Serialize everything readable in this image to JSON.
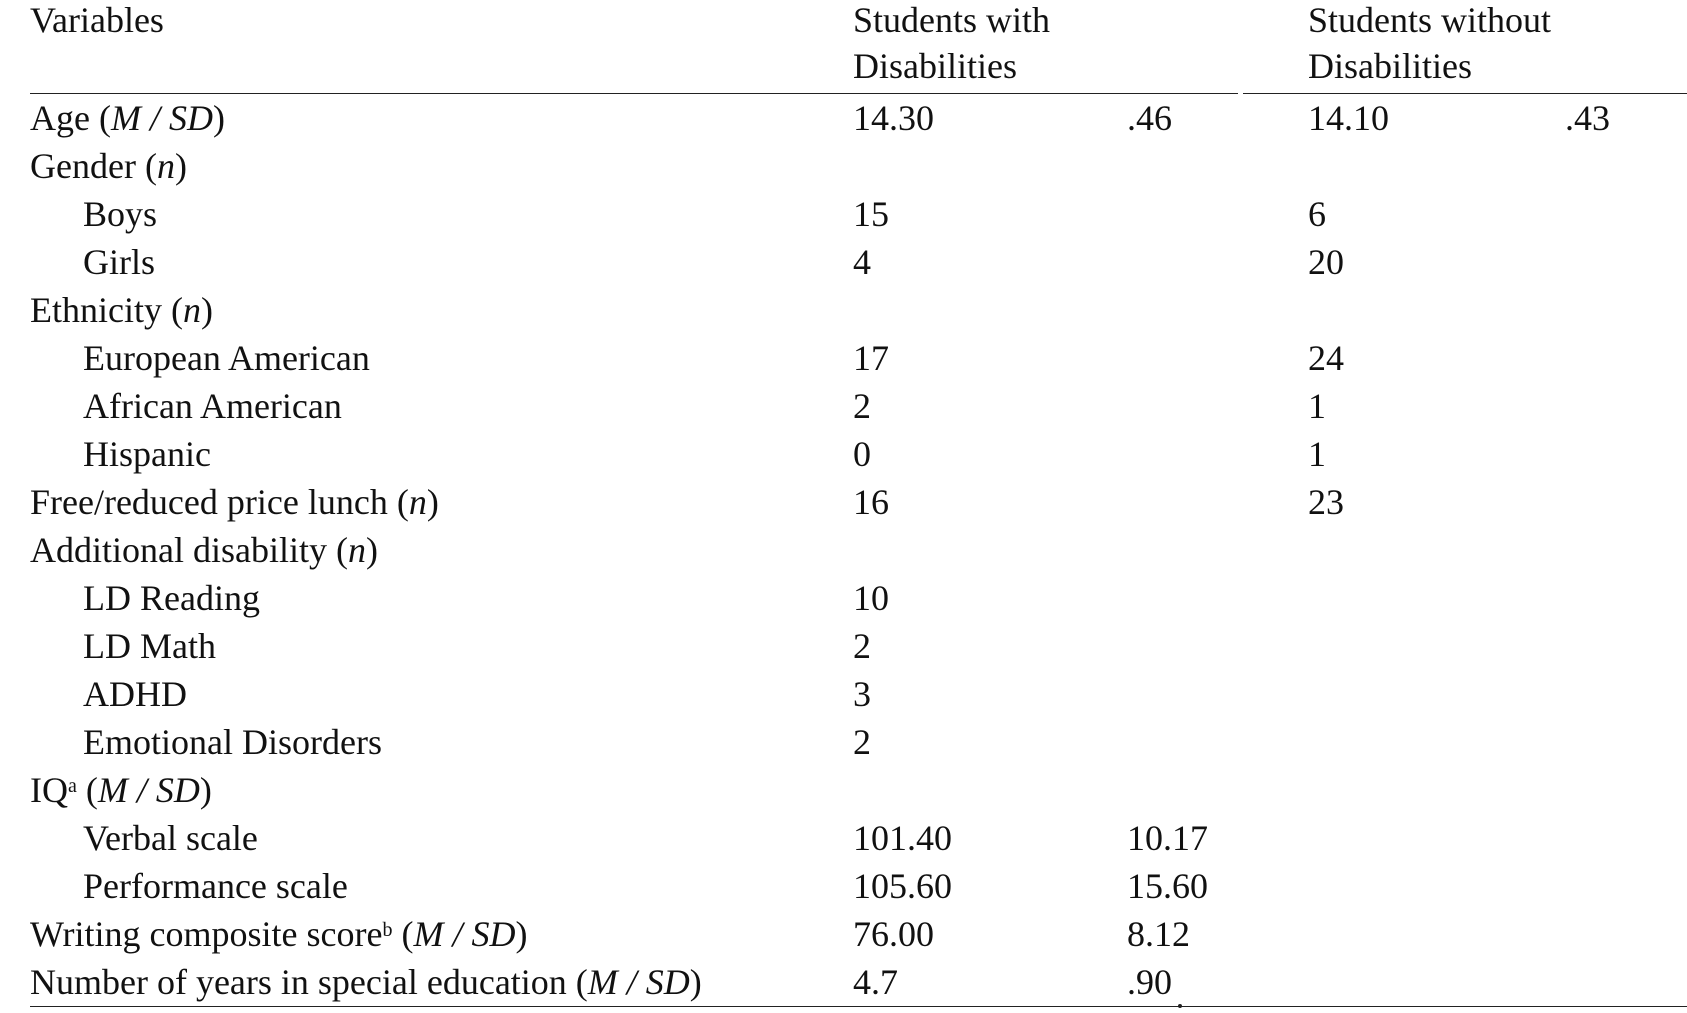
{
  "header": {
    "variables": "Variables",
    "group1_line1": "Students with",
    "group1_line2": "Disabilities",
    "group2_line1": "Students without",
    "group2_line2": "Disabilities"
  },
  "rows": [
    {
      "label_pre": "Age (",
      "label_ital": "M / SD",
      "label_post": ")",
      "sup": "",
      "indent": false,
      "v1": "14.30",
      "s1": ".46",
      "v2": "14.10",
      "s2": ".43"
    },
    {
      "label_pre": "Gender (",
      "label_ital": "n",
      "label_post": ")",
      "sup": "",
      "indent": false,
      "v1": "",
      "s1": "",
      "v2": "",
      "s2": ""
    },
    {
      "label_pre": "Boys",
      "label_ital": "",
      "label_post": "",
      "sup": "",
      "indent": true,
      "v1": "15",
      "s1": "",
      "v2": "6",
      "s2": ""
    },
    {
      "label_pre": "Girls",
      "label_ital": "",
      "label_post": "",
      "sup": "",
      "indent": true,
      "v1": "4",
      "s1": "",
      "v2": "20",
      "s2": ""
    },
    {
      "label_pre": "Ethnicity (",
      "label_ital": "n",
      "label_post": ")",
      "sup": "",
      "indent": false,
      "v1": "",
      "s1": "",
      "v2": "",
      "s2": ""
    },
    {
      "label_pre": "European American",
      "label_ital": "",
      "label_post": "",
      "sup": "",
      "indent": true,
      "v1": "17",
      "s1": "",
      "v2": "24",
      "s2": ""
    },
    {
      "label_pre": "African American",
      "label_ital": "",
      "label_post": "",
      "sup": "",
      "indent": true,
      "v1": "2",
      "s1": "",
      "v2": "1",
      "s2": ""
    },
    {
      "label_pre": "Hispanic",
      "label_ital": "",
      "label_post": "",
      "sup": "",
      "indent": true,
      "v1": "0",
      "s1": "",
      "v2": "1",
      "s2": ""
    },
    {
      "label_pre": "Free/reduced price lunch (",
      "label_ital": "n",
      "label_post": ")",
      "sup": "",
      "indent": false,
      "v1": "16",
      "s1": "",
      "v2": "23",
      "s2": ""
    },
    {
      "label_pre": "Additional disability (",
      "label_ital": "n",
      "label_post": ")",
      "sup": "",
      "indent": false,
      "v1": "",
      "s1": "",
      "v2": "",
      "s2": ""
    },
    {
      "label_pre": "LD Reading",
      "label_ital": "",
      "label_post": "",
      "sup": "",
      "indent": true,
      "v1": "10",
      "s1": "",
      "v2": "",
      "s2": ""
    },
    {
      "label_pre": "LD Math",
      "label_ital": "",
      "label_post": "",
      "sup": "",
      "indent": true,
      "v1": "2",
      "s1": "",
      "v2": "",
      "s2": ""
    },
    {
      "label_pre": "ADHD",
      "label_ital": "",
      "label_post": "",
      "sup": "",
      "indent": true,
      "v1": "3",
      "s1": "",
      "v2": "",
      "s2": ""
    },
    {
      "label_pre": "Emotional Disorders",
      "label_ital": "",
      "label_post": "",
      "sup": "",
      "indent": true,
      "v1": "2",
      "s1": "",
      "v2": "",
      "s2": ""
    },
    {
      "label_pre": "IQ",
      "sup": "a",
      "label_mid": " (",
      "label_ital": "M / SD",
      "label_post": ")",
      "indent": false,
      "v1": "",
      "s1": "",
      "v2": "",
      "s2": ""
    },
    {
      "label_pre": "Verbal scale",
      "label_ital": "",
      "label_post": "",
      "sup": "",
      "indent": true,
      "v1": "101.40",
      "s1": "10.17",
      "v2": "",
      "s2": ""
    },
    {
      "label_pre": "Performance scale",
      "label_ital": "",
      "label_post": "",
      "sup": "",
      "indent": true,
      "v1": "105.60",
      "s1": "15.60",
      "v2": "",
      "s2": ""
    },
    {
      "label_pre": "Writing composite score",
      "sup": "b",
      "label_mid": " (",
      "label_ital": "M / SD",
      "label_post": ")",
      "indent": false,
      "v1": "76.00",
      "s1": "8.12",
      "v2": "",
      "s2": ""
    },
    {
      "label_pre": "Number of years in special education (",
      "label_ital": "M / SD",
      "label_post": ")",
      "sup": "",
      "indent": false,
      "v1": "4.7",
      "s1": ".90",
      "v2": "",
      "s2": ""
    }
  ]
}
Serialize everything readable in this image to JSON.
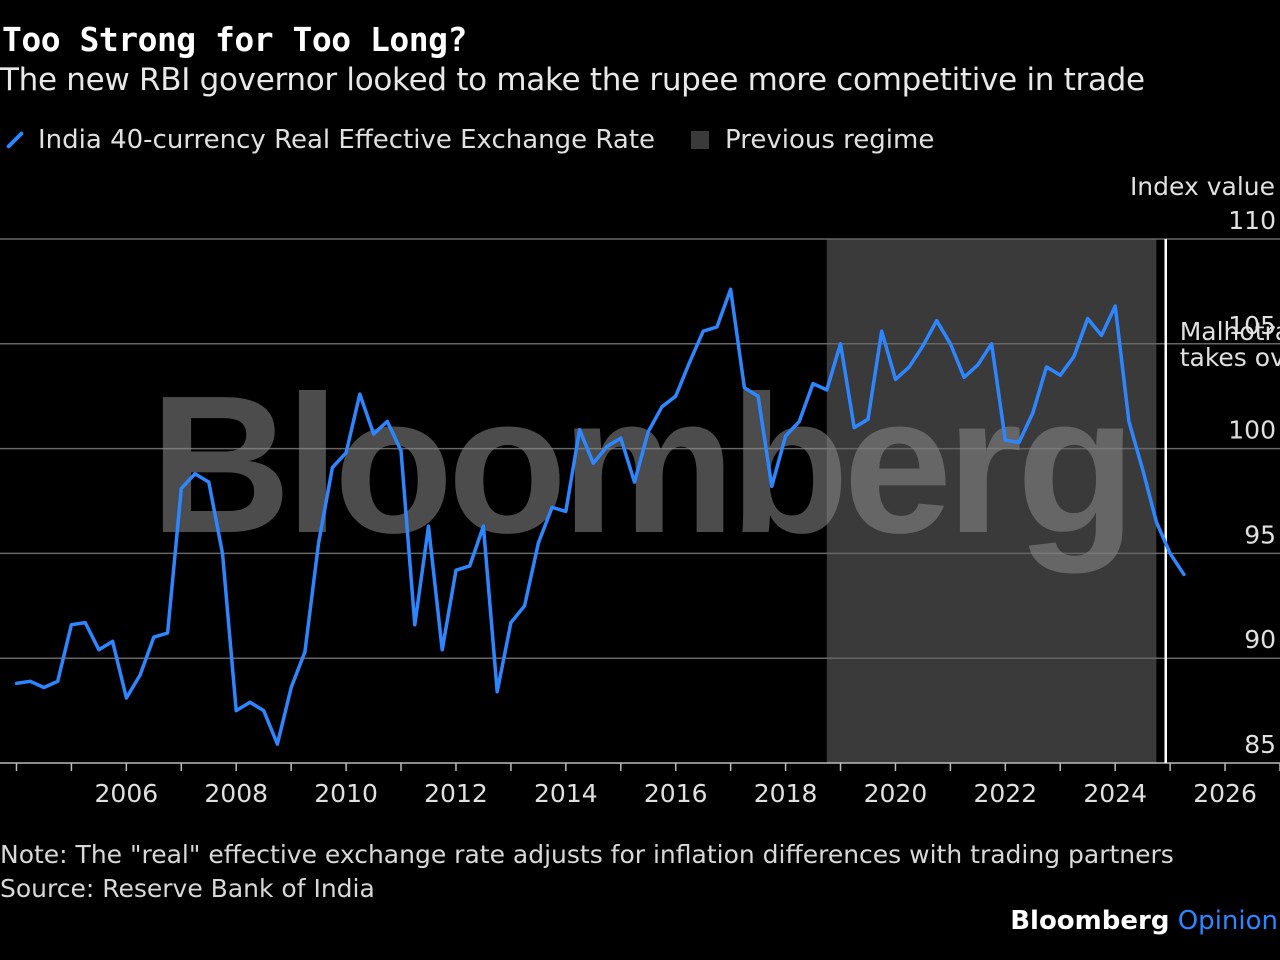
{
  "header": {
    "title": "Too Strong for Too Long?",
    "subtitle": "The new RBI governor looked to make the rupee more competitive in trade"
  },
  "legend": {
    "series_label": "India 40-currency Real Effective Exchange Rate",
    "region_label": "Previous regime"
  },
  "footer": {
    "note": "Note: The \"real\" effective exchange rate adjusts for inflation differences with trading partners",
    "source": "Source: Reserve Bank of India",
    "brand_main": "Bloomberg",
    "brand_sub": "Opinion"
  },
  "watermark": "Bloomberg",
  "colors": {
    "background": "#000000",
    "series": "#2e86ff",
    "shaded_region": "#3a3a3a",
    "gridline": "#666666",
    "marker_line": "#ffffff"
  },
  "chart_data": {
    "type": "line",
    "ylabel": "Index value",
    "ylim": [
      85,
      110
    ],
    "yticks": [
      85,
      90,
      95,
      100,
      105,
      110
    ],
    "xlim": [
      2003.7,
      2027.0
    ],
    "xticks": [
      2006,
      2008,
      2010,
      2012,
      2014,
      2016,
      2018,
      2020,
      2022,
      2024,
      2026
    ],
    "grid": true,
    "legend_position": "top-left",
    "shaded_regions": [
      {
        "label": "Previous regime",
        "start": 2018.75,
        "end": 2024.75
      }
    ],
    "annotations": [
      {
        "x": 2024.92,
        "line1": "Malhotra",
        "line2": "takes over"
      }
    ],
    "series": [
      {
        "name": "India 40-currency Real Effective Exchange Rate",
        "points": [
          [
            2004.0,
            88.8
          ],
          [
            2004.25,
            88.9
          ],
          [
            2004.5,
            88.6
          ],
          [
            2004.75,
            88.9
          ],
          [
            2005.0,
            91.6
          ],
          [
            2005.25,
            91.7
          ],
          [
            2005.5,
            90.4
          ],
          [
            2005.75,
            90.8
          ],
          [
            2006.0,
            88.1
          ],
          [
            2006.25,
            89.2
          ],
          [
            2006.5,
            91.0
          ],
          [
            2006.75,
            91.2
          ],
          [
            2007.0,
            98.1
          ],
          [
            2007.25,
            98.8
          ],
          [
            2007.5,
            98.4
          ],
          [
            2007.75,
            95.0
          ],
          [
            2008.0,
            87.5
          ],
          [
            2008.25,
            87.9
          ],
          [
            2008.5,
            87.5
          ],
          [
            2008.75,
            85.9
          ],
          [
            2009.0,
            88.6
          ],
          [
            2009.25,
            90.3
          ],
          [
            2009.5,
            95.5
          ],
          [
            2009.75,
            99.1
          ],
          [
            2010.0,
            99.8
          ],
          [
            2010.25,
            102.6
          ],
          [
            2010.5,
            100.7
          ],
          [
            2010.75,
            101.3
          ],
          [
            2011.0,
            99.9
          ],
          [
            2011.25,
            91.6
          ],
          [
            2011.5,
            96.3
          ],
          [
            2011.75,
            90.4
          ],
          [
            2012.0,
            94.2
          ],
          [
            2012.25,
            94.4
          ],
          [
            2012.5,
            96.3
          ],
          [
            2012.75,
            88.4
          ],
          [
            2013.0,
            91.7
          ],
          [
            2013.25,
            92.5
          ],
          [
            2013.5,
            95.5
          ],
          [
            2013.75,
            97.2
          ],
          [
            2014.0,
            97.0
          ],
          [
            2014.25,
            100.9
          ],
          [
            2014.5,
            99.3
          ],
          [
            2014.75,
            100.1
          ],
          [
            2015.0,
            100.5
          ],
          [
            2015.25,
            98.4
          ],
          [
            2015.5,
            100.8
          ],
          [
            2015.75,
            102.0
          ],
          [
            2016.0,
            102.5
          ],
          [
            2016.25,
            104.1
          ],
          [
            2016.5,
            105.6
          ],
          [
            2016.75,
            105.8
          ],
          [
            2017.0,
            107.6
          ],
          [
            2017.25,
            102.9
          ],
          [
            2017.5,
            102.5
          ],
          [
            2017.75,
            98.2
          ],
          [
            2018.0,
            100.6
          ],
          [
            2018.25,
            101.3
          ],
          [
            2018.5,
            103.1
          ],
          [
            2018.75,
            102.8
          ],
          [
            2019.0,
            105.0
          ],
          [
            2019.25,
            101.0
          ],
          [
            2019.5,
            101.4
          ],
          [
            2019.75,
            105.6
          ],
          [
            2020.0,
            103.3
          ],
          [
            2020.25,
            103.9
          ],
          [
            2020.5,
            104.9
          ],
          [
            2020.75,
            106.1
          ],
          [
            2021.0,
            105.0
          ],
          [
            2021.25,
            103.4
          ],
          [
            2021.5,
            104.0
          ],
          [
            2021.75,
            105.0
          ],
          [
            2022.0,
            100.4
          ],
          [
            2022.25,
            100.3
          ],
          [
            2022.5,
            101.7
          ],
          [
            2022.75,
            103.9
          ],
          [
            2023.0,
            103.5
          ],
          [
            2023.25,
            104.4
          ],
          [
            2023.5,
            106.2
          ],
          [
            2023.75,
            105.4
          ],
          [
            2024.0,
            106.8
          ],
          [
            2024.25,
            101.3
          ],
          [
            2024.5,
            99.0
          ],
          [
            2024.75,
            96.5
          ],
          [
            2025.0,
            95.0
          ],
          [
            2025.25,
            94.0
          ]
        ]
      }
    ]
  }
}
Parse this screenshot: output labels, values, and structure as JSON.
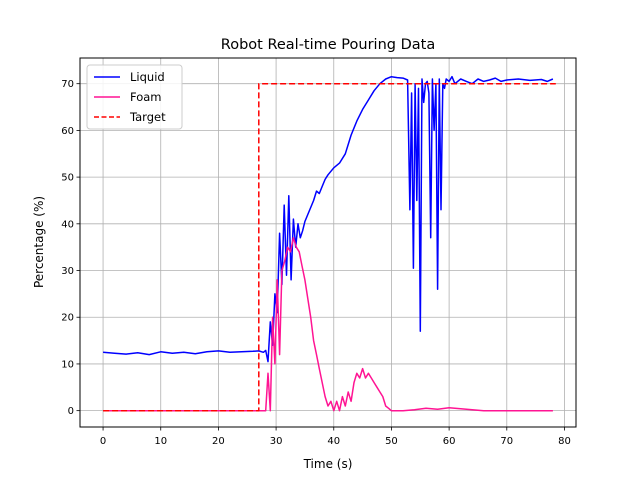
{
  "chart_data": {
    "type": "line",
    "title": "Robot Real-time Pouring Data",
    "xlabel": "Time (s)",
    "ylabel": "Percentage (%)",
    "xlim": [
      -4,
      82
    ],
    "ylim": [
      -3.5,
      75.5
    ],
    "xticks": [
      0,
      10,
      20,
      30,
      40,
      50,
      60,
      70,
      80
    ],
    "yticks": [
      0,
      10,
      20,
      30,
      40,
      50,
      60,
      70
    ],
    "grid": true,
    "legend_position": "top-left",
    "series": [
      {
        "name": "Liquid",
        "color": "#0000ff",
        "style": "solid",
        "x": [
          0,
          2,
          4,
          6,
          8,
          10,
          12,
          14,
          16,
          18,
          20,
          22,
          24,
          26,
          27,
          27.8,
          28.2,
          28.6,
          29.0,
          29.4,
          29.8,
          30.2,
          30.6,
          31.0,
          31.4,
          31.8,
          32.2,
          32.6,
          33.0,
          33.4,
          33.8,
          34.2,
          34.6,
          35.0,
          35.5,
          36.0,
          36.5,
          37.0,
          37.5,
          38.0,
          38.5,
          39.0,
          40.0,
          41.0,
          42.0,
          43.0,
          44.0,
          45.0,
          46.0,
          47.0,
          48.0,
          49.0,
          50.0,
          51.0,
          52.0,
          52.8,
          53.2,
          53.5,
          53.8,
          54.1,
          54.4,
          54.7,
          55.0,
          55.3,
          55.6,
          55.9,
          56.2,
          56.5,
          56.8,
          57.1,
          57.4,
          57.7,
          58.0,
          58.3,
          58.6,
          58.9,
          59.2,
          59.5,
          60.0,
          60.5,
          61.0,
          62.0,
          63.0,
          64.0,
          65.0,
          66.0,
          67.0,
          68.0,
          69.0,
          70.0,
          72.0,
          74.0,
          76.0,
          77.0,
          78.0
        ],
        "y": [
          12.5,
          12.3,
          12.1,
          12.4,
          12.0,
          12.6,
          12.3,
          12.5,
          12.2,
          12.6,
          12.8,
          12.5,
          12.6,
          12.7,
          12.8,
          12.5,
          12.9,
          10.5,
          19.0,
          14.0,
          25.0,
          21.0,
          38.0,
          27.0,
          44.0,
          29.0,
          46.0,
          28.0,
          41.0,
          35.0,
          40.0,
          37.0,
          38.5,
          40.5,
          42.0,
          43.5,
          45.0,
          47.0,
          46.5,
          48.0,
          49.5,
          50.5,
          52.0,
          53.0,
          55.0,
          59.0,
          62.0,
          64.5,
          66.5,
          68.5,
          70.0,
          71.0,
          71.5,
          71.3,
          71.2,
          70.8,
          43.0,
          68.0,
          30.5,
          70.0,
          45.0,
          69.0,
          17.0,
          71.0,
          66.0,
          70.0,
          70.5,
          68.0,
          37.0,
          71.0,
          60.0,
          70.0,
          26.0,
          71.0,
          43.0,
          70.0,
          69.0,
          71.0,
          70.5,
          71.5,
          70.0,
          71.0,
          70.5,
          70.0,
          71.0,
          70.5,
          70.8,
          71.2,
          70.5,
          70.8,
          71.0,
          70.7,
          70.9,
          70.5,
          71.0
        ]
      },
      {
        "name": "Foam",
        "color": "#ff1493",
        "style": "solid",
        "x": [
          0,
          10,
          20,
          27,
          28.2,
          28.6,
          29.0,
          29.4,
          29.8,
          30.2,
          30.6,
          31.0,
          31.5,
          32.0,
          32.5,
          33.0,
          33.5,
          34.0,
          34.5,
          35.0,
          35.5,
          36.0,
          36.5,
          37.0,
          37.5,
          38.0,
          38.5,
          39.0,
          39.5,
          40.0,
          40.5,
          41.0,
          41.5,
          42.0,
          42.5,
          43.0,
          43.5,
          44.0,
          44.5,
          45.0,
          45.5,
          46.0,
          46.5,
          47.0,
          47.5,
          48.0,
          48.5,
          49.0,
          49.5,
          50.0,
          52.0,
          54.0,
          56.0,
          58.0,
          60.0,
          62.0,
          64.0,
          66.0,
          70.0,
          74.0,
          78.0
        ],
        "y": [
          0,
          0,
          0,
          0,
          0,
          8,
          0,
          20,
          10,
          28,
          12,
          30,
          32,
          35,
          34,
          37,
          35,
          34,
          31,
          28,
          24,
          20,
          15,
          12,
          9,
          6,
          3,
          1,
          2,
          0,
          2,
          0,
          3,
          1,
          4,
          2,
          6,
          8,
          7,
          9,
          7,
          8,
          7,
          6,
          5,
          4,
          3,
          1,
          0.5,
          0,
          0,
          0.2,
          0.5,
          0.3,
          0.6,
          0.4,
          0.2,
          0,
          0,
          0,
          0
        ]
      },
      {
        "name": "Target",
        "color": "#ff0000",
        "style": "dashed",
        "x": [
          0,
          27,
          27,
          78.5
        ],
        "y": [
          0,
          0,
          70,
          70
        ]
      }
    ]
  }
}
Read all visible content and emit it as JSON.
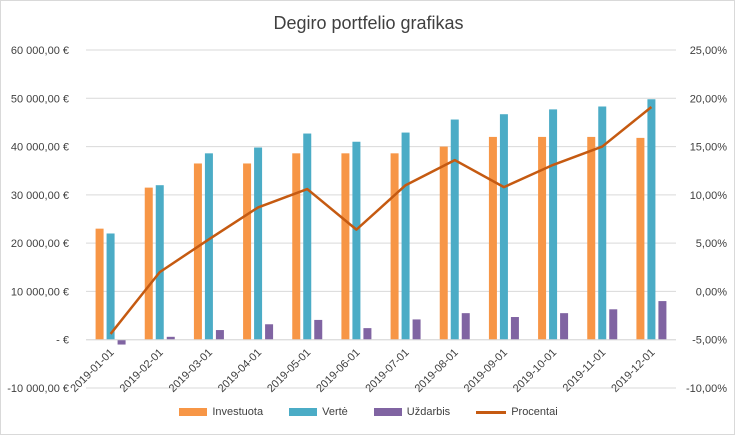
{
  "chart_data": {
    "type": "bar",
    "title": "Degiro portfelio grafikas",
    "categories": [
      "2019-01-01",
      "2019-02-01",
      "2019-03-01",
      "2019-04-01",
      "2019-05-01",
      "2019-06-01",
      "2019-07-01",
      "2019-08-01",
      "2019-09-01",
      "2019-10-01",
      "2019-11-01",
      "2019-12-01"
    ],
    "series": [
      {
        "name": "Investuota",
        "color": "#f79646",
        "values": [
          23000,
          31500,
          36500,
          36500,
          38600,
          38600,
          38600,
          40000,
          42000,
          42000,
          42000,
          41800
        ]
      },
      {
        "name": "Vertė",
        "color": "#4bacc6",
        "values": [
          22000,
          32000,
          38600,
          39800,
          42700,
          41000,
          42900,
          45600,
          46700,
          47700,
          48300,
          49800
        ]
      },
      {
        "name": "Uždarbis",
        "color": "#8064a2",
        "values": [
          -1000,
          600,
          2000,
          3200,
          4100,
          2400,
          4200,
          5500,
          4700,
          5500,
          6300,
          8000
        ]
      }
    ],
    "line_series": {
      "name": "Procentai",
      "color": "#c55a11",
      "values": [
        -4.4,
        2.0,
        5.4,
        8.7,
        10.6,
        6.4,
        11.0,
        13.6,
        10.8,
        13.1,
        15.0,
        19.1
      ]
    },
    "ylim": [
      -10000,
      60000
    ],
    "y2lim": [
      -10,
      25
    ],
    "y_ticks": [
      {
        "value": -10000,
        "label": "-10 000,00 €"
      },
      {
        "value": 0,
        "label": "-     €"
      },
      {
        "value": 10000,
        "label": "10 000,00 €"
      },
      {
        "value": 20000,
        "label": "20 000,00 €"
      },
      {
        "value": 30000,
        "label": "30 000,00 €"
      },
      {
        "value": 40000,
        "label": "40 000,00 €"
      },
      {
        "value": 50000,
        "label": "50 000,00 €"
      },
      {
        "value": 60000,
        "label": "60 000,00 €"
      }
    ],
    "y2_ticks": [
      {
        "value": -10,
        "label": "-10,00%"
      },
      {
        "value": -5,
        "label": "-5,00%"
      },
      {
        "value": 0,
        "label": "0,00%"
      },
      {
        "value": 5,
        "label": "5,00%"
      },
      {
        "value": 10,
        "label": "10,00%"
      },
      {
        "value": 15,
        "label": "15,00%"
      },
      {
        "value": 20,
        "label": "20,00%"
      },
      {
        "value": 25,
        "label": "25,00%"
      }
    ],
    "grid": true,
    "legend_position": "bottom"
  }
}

===============

PROBLEM DESCRIPTION: Look over the listing above. Pick out and copy every line that includes "American".

TASK RESPONSE:
      "label_pre": "European American",
      "label_pre": "African American",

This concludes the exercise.